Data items
## Begin

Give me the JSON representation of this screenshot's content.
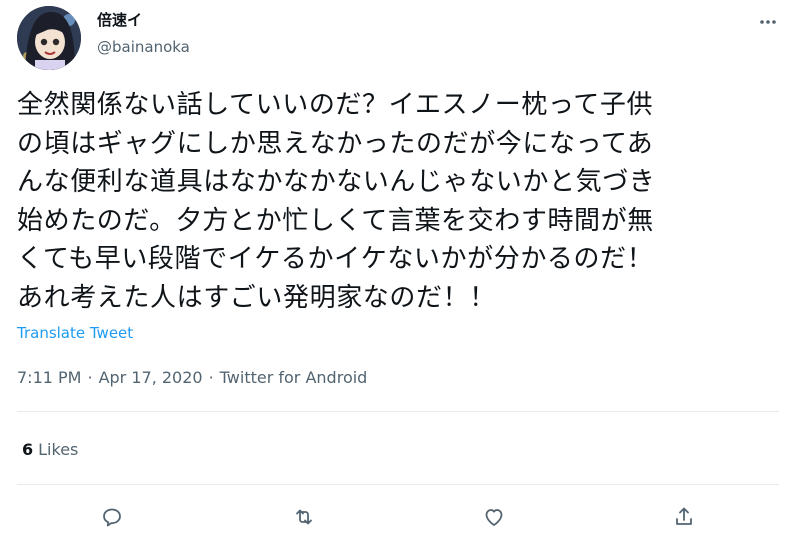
{
  "author": {
    "display_name": "倍速イ",
    "handle": "@bainanoka"
  },
  "tweet": {
    "text": "全然関係ない話していいのだ？イエスノー枕って子供\nの頃はギャグにしか思えなかったのだが今になってあ\nんな便利な道具はなかなかないんじゃないかと気づき\n始めたのだ。夕方とか忙しくて言葉を交わす時間が無\nくても早い段階でイケるかイケないかが分かるのだ！\nあれ考えた人はすごい発明家なのだ！！",
    "translate_label": "Translate Tweet",
    "time": "7:11 PM",
    "separator": "·",
    "date": "Apr 17, 2020",
    "source": "Twitter for Android"
  },
  "stats": {
    "likes_count": "6",
    "likes_label": "Likes"
  },
  "actions": [
    {
      "icon": "reply-icon"
    },
    {
      "icon": "retweet-icon"
    },
    {
      "icon": "like-icon"
    },
    {
      "icon": "share-icon"
    }
  ],
  "colors": {
    "text": "#0f1419",
    "secondary": "#536471",
    "link": "#1d9bf0",
    "divider": "#e7eaed"
  }
}
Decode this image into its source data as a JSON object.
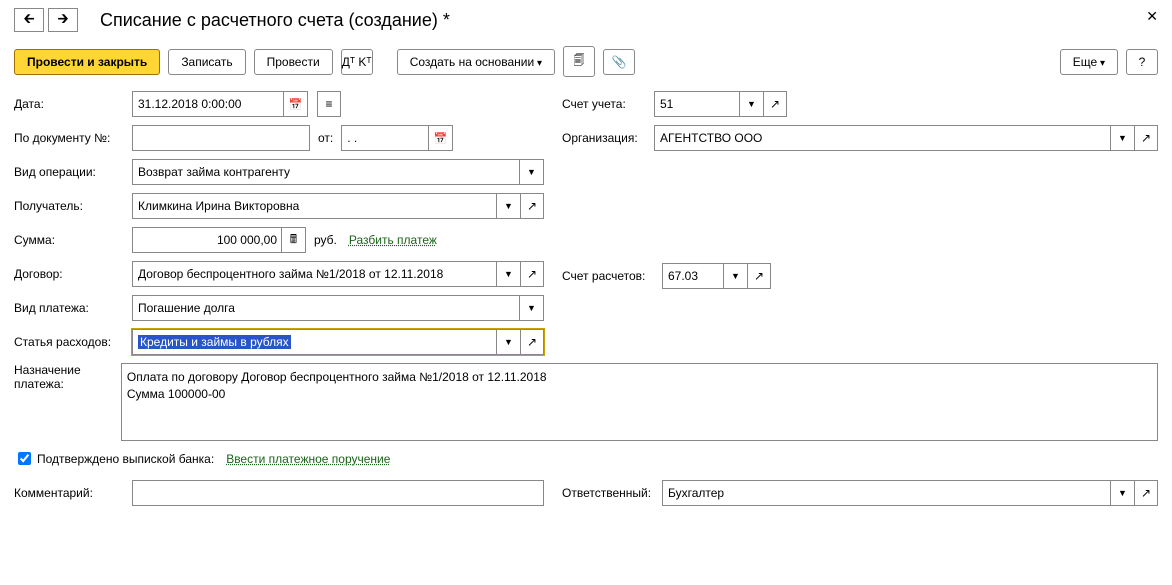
{
  "title": "Списание с расчетного счета (создание) *",
  "toolbar": {
    "submit_close": "Провести и закрыть",
    "save": "Записать",
    "submit": "Провести",
    "create_based": "Создать на основании",
    "more": "Еще",
    "help": "?"
  },
  "labels": {
    "date": "Дата:",
    "by_doc": "По документу №:",
    "from": "от:",
    "op_type": "Вид операции:",
    "recipient": "Получатель:",
    "amount": "Сумма:",
    "currency": "руб.",
    "split": "Разбить платеж",
    "contract": "Договор:",
    "pay_type": "Вид платежа:",
    "expense": "Статья расходов:",
    "purpose": "Назначение платежа:",
    "confirm": "Подтверждено выпиской банка:",
    "enter_order": "Ввести платежное поручение",
    "comment": "Комментарий:",
    "account": "Счет учета:",
    "org": "Организация:",
    "settle_acc": "Счет расчетов:",
    "responsible": "Ответственный:"
  },
  "values": {
    "date": "31.12.2018  0:00:00",
    "doc_no": "",
    "doc_date": ". .",
    "op_type": "Возврат займа контрагенту",
    "recipient": "Климкина Ирина Викторовна",
    "amount": "100 000,00",
    "contract": "Договор беспроцентного займа №1/2018 от 12.11.2018",
    "pay_type": "Погашение долга",
    "expense": "Кредиты и займы в рублях",
    "purpose": "Оплата по договору Договор беспроцентного займа №1/2018 от 12.11.2018\nСумма 100000-00",
    "comment": "",
    "account": "51",
    "org": "АГЕНТСТВО ООО",
    "settle_acc": "67.03",
    "responsible": "Бухгалтер",
    "confirm": true
  }
}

## End

▶ **Challenge**
In your copy, repeat each record exactly and include no pictures.

▶ **Answer to the task**
Give me the JSON representation of this screenshot's content.
{
  "author": {
    "display_name": "倍速イ",
    "handle": "@bainanoka"
  },
  "tweet": {
    "text": "全然関係ない話していいのだ？イエスノー枕って子供\nの頃はギャグにしか思えなかったのだが今になってあ\nんな便利な道具はなかなかないんじゃないかと気づき\n始めたのだ。夕方とか忙しくて言葉を交わす時間が無\nくても早い段階でイケるかイケないかが分かるのだ！\nあれ考えた人はすごい発明家なのだ！！",
    "translate_label": "Translate Tweet",
    "time": "7:11 PM",
    "separator": "·",
    "date": "Apr 17, 2020",
    "source": "Twitter for Android"
  },
  "stats": {
    "likes_count": "6",
    "likes_label": "Likes"
  },
  "actions": [
    {
      "icon": "reply-icon"
    },
    {
      "icon": "retweet-icon"
    },
    {
      "icon": "like-icon"
    },
    {
      "icon": "share-icon"
    }
  ],
  "colors": {
    "text": "#0f1419",
    "secondary": "#536471",
    "link": "#1d9bf0",
    "divider": "#e7eaed"
  }
}
Decode this image into its source data as a JSON object.
{
  "title": "Списание с расчетного счета (создание) *",
  "toolbar": {
    "submit_close": "Провести и закрыть",
    "save": "Записать",
    "submit": "Провести",
    "create_based": "Создать на основании",
    "more": "Еще",
    "help": "?"
  },
  "labels": {
    "date": "Дата:",
    "by_doc": "По документу №:",
    "from": "от:",
    "op_type": "Вид операции:",
    "recipient": "Получатель:",
    "amount": "Сумма:",
    "currency": "руб.",
    "split": "Разбить платеж",
    "contract": "Договор:",
    "pay_type": "Вид платежа:",
    "expense": "Статья расходов:",
    "purpose": "Назначение платежа:",
    "confirm": "Подтверждено выпиской банка:",
    "enter_order": "Ввести платежное поручение",
    "comment": "Комментарий:",
    "account": "Счет учета:",
    "org": "Организация:",
    "settle_acc": "Счет расчетов:",
    "responsible": "Ответственный:"
  },
  "values": {
    "date": "31.12.2018  0:00:00",
    "doc_no": "",
    "doc_date": ". .",
    "op_type": "Возврат займа контрагенту",
    "recipient": "Климкина Ирина Викторовна",
    "amount": "100 000,00",
    "contract": "Договор беспроцентного займа №1/2018 от 12.11.2018",
    "pay_type": "Погашение долга",
    "expense": "Кредиты и займы в рублях",
    "purpose": "Оплата по договору Договор беспроцентного займа №1/2018 от 12.11.2018\nСумма 100000-00",
    "comment": "",
    "account": "51",
    "org": "АГЕНТСТВО ООО",
    "settle_acc": "67.03",
    "responsible": "Бухгалтер",
    "confirm": true
  }
}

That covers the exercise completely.